[Figure record listings]
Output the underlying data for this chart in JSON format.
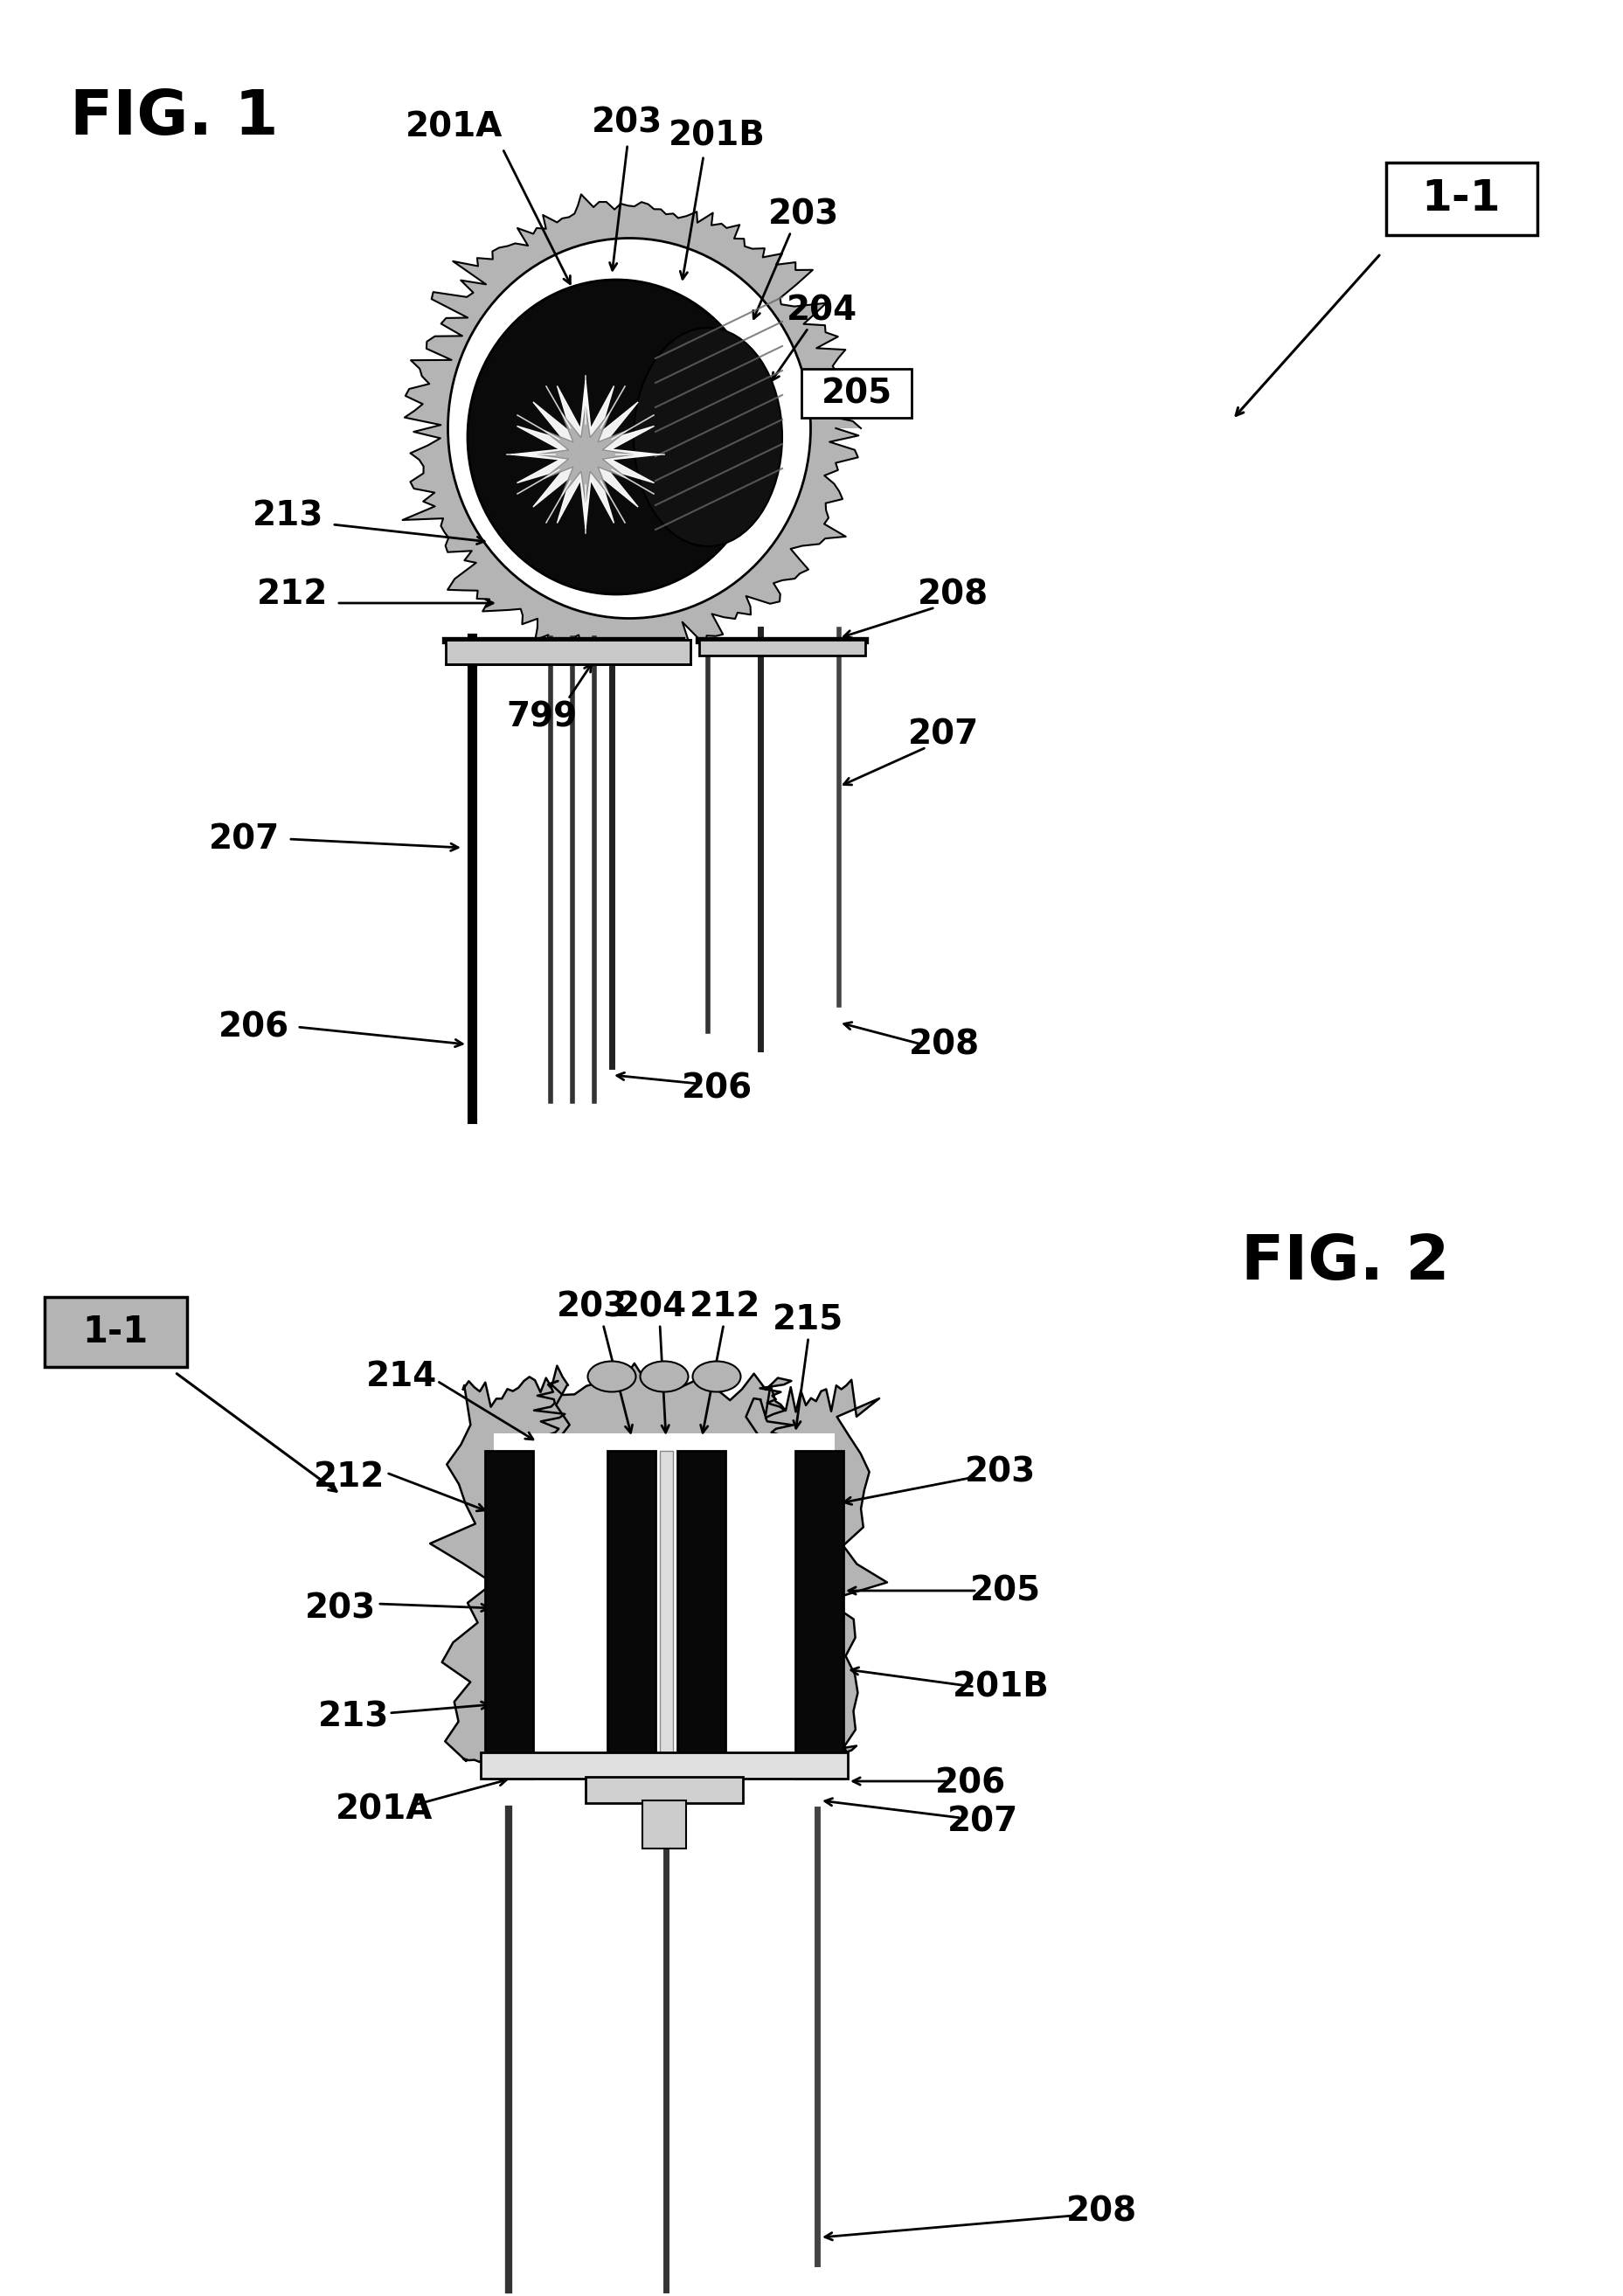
{
  "bg_color": "#ffffff",
  "fig_width": 18.58,
  "fig_height": 26.27,
  "fig1_label": "FIG. 1",
  "fig2_label": "FIG. 2",
  "section_label": "1-1",
  "black": "#000000",
  "white": "#ffffff",
  "gray_light": "#c8c8c8",
  "gray_med": "#909090",
  "gray_dark": "#404040",
  "gray_texture": "#b4b4b4",
  "label_fontsize": 28,
  "fig_label_fontsize": 52
}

REQUIRED TASK: All of the material above needs to be restated exactly, with no pictures.

TASK RESPONSE:
Output the underlying data for this chart in JSON format.
{
  "bg_color": "#ffffff",
  "fig_width": 18.58,
  "fig_height": 26.27,
  "fig1_label": "FIG. 1",
  "fig2_label": "FIG. 2",
  "section_label": "1-1",
  "black": "#000000",
  "white": "#ffffff",
  "gray_light": "#c8c8c8",
  "gray_med": "#909090",
  "gray_dark": "#404040",
  "gray_texture": "#b4b4b4",
  "label_fontsize": 28,
  "fig_label_fontsize": 52
}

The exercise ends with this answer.